Problem requirements: Print all of the material below word for word, leaving out the pictures.

-- START Data supplied --

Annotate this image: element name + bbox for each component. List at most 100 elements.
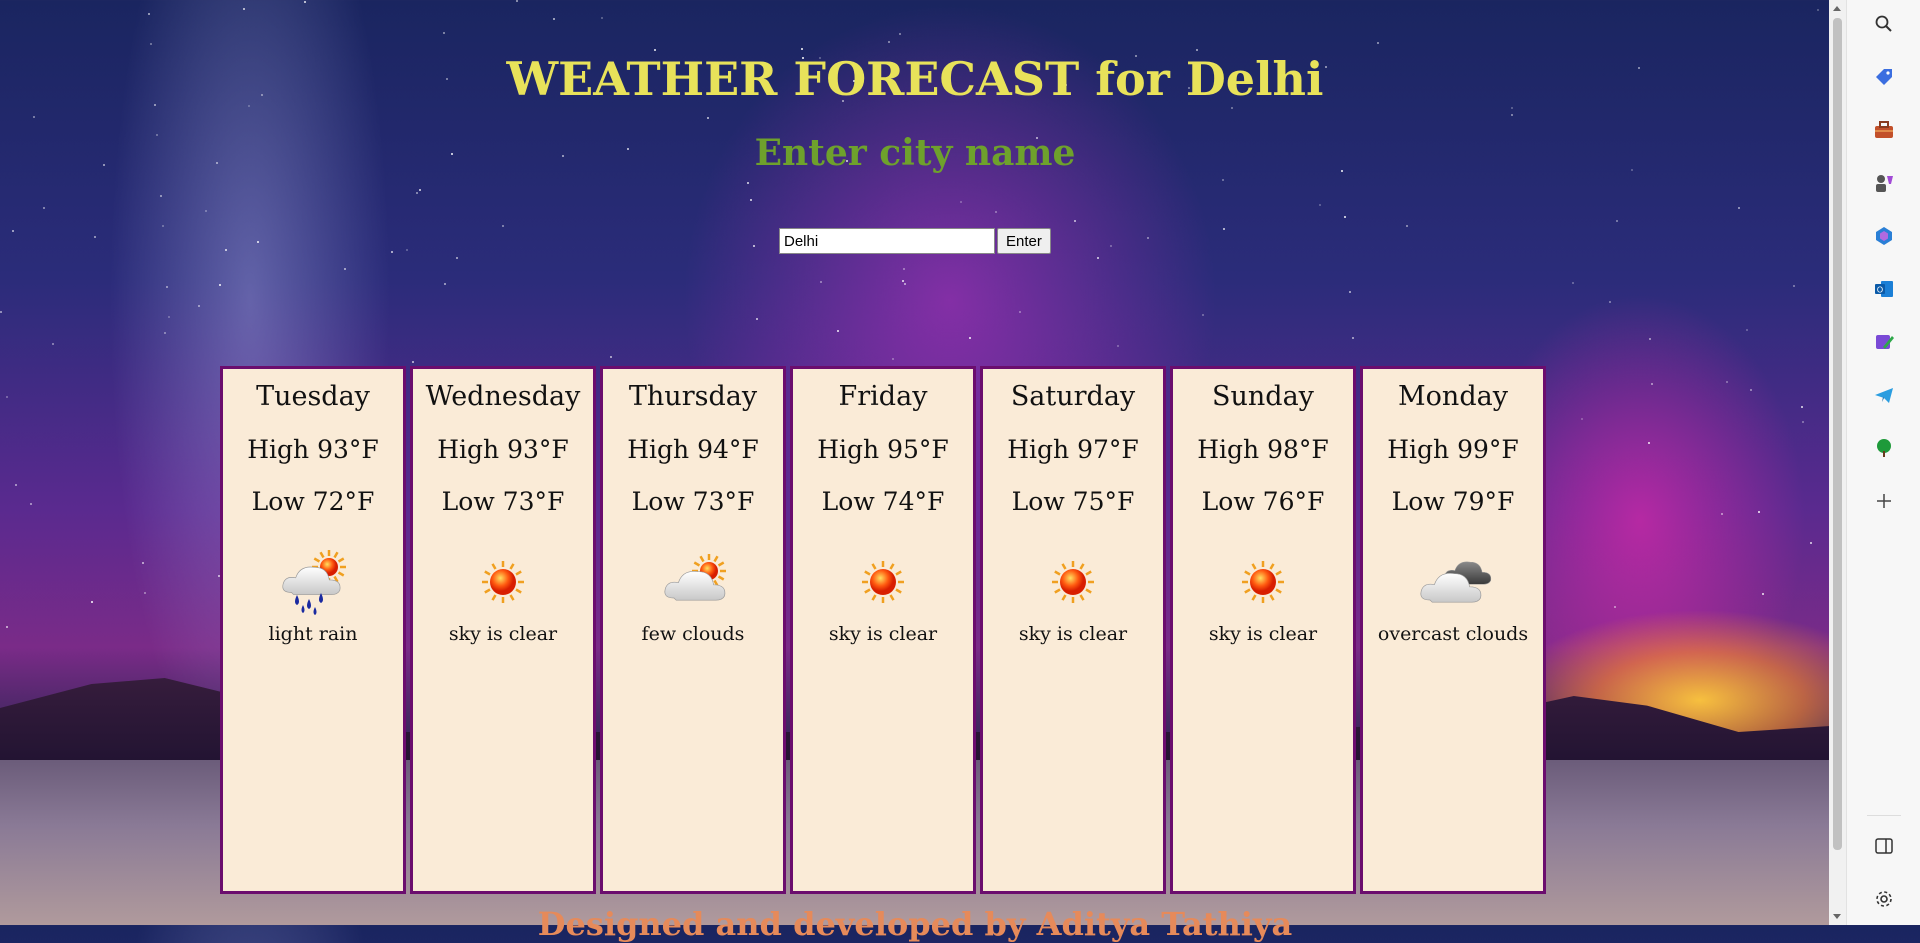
overcast-icon: [1363, 547, 1543, 617]
low-temp: Low 73°F: [441, 487, 565, 517]
star: [257, 241, 259, 243]
star: [1223, 228, 1225, 230]
day-name: Saturday: [1010, 381, 1136, 412]
star: [995, 211, 997, 213]
star: [1651, 383, 1653, 385]
star: [150, 43, 152, 45]
tree-icon[interactable]: [1869, 433, 1899, 463]
settings-icon[interactable]: [1869, 884, 1899, 914]
star: [344, 268, 346, 270]
weather-description: sky is clear: [1018, 623, 1128, 646]
star: [243, 8, 245, 10]
scroll-thumb[interactable]: [1833, 18, 1842, 850]
star: [1572, 282, 1574, 284]
high-temp: High 93°F: [437, 435, 569, 465]
weather-description: overcast clouds: [1377, 623, 1529, 646]
scroll-up-arrow[interactable]: [1833, 6, 1841, 11]
forecast-card: Friday High 95°F Low 74°F sky is clear: [790, 366, 976, 894]
low-temp: Low 75°F: [1011, 487, 1135, 517]
star: [892, 358, 894, 360]
star: [1817, 9, 1819, 11]
high-temp: High 95°F: [817, 435, 949, 465]
split-view-icon[interactable]: [1869, 831, 1899, 861]
weather-description: sky is clear: [828, 623, 938, 646]
telegram-icon[interactable]: [1869, 380, 1899, 410]
star: [502, 225, 504, 227]
page-title: WEATHER FORECAST for Delhi: [506, 52, 1324, 106]
search-form: Enter: [779, 228, 1051, 254]
star: [899, 33, 901, 35]
low-temp: Low 76°F: [1201, 487, 1325, 517]
star: [837, 330, 839, 332]
star: [756, 318, 758, 320]
star: [1616, 220, 1618, 222]
star: [516, 0, 518, 2]
star: [1231, 107, 1233, 109]
star: [1802, 421, 1804, 423]
star: [801, 48, 803, 50]
star: [0, 311, 2, 313]
star: [1581, 418, 1583, 420]
scroll-down-arrow[interactable]: [1833, 914, 1841, 919]
forecast-card: Thursday High 94°F Low 73°F few clouds: [600, 366, 786, 894]
forecast-row: Tuesday High 93°F Low 72°F light rain We…: [220, 366, 1546, 894]
star: [162, 225, 164, 227]
star: [444, 283, 446, 285]
star: [1196, 49, 1198, 51]
add-icon[interactable]: [1869, 486, 1899, 516]
weather-description: light rain: [268, 623, 358, 646]
day-name: Thursday: [628, 381, 758, 412]
search-icon[interactable]: [1869, 9, 1899, 39]
star: [1801, 406, 1803, 408]
forecast-card: Saturday High 97°F Low 75°F sky is clear: [980, 366, 1166, 894]
star: [15, 484, 17, 486]
star: [1511, 114, 1513, 116]
low-temp: Low 72°F: [251, 487, 375, 517]
star: [148, 13, 150, 15]
star: [969, 337, 971, 339]
star: [1810, 542, 1812, 544]
star: [456, 257, 458, 259]
star: [168, 316, 170, 318]
star: [654, 49, 656, 51]
star: [747, 182, 749, 184]
star: [33, 116, 35, 118]
star: [1110, 245, 1112, 247]
star: [419, 189, 421, 191]
star: [443, 32, 445, 34]
forecast-card: Sunday High 98°F Low 76°F sky is clear: [1170, 366, 1356, 894]
star: [903, 268, 905, 270]
star: [1762, 593, 1764, 595]
outlook-icon[interactable]: O: [1869, 274, 1899, 304]
star: [1648, 442, 1650, 444]
star: [30, 503, 32, 505]
designer-icon[interactable]: [1869, 327, 1899, 357]
copilot-icon[interactable]: [1869, 221, 1899, 251]
low-temp: Low 73°F: [631, 487, 755, 517]
star: [12, 230, 14, 232]
svg-text:O: O: [1877, 286, 1883, 295]
star: [1377, 42, 1379, 44]
star: [6, 396, 8, 398]
star: [1721, 513, 1723, 515]
star: [1406, 225, 1408, 227]
star: [1511, 107, 1513, 109]
star: [1614, 606, 1616, 608]
page-scrollbar[interactable]: [1829, 0, 1846, 925]
games-icon[interactable]: [1869, 168, 1899, 198]
star: [888, 41, 890, 43]
city-input[interactable]: [779, 228, 995, 254]
star: [1202, 314, 1204, 316]
sun-icon: [413, 547, 593, 617]
rain-sun-icon: [223, 547, 403, 617]
tag-icon[interactable]: [1869, 62, 1899, 92]
briefcase-icon[interactable]: [1869, 115, 1899, 145]
high-temp: High 94°F: [627, 435, 759, 465]
enter-button[interactable]: Enter: [997, 228, 1051, 254]
high-temp: High 97°F: [1007, 435, 1139, 465]
cloud-sun-icon: [603, 547, 783, 617]
star: [902, 280, 904, 282]
forecast-card: Wednesday High 93°F Low 73°F sky is clea…: [410, 366, 596, 894]
star: [553, 18, 555, 20]
star: [166, 286, 168, 288]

-- END Data supplied --

Result for this exercise:
Annotate this image: element name + bbox for each component. List at most 100 elements.
overcast-icon: [1363, 547, 1543, 617]
low-temp: Low 73°F: [441, 487, 565, 517]
star: [257, 241, 259, 243]
star: [1223, 228, 1225, 230]
day-name: Saturday: [1010, 381, 1136, 412]
star: [995, 211, 997, 213]
star: [1651, 383, 1653, 385]
star: [150, 43, 152, 45]
tree-icon[interactable]: [1869, 433, 1899, 463]
settings-icon[interactable]: [1869, 884, 1899, 914]
star: [344, 268, 346, 270]
weather-description: sky is clear: [1018, 623, 1128, 646]
star: [243, 8, 245, 10]
scroll-thumb[interactable]: [1833, 18, 1842, 850]
star: [1572, 282, 1574, 284]
high-temp: High 93°F: [437, 435, 569, 465]
weather-description: overcast clouds: [1377, 623, 1529, 646]
scroll-up-arrow[interactable]: [1833, 6, 1841, 11]
forecast-card: Friday High 95°F Low 74°F sky is clear: [790, 366, 976, 894]
low-temp: Low 75°F: [1011, 487, 1135, 517]
star: [892, 358, 894, 360]
star: [1817, 9, 1819, 11]
high-temp: High 95°F: [817, 435, 949, 465]
split-view-icon[interactable]: [1869, 831, 1899, 861]
weather-description: sky is clear: [828, 623, 938, 646]
telegram-icon[interactable]: [1869, 380, 1899, 410]
star: [502, 225, 504, 227]
page-title: WEATHER FORECAST for Delhi: [506, 52, 1324, 106]
search-form: Enter: [779, 228, 1051, 254]
star: [899, 33, 901, 35]
low-temp: Low 76°F: [1201, 487, 1325, 517]
star: [837, 330, 839, 332]
star: [756, 318, 758, 320]
star: [1616, 220, 1618, 222]
star: [516, 0, 518, 2]
star: [1231, 107, 1233, 109]
star: [1802, 421, 1804, 423]
star: [801, 48, 803, 50]
star: [0, 311, 2, 313]
star: [1581, 418, 1583, 420]
scroll-down-arrow[interactable]: [1833, 914, 1841, 919]
forecast-card: Thursday High 94°F Low 73°F few clouds: [600, 366, 786, 894]
forecast-row: Tuesday High 93°F Low 72°F light rain We…: [220, 366, 1546, 894]
star: [162, 225, 164, 227]
star: [444, 283, 446, 285]
star: [1196, 49, 1198, 51]
add-icon[interactable]: [1869, 486, 1899, 516]
weather-description: light rain: [268, 623, 358, 646]
day-name: Thursday: [628, 381, 758, 412]
search-icon[interactable]: [1869, 9, 1899, 39]
star: [1801, 406, 1803, 408]
forecast-card: Saturday High 97°F Low 75°F sky is clear: [980, 366, 1166, 894]
star: [15, 484, 17, 486]
star: [1511, 114, 1513, 116]
low-temp: Low 72°F: [251, 487, 375, 517]
star: [148, 13, 150, 15]
star: [969, 337, 971, 339]
star: [1810, 542, 1812, 544]
star: [456, 257, 458, 259]
star: [168, 316, 170, 318]
star: [654, 49, 656, 51]
star: [747, 182, 749, 184]
star: [33, 116, 35, 118]
star: [1110, 245, 1112, 247]
star: [419, 189, 421, 191]
star: [443, 32, 445, 34]
forecast-card: Sunday High 98°F Low 76°F sky is clear: [1170, 366, 1356, 894]
star: [903, 268, 905, 270]
star: [1762, 593, 1764, 595]
outlook-icon[interactable]: O: [1869, 274, 1899, 304]
star: [1648, 442, 1650, 444]
star: [30, 503, 32, 505]
designer-icon[interactable]: [1869, 327, 1899, 357]
copilot-icon[interactable]: [1869, 221, 1899, 251]
low-temp: Low 73°F: [631, 487, 755, 517]
star: [12, 230, 14, 232]
svg-text:O: O: [1877, 286, 1883, 295]
star: [1377, 42, 1379, 44]
star: [6, 396, 8, 398]
star: [1721, 513, 1723, 515]
star: [1406, 225, 1408, 227]
star: [1511, 107, 1513, 109]
star: [1614, 606, 1616, 608]
page-scrollbar[interactable]: [1829, 0, 1846, 925]
games-icon[interactable]: [1869, 168, 1899, 198]
star: [888, 41, 890, 43]
city-input[interactable]: [779, 228, 995, 254]
star: [1202, 314, 1204, 316]
sun-icon: [413, 547, 593, 617]
rain-sun-icon: [223, 547, 403, 617]
tag-icon[interactable]: [1869, 62, 1899, 92]
briefcase-icon[interactable]: [1869, 115, 1899, 145]
high-temp: High 94°F: [627, 435, 759, 465]
enter-button[interactable]: Enter: [997, 228, 1051, 254]
high-temp: High 97°F: [1007, 435, 1139, 465]
cloud-sun-icon: [603, 547, 783, 617]
star: [902, 280, 904, 282]
forecast-card: Wednesday High 93°F Low 73°F sky is clea…: [410, 366, 596, 894]
star: [553, 18, 555, 20]
star: [166, 286, 168, 288]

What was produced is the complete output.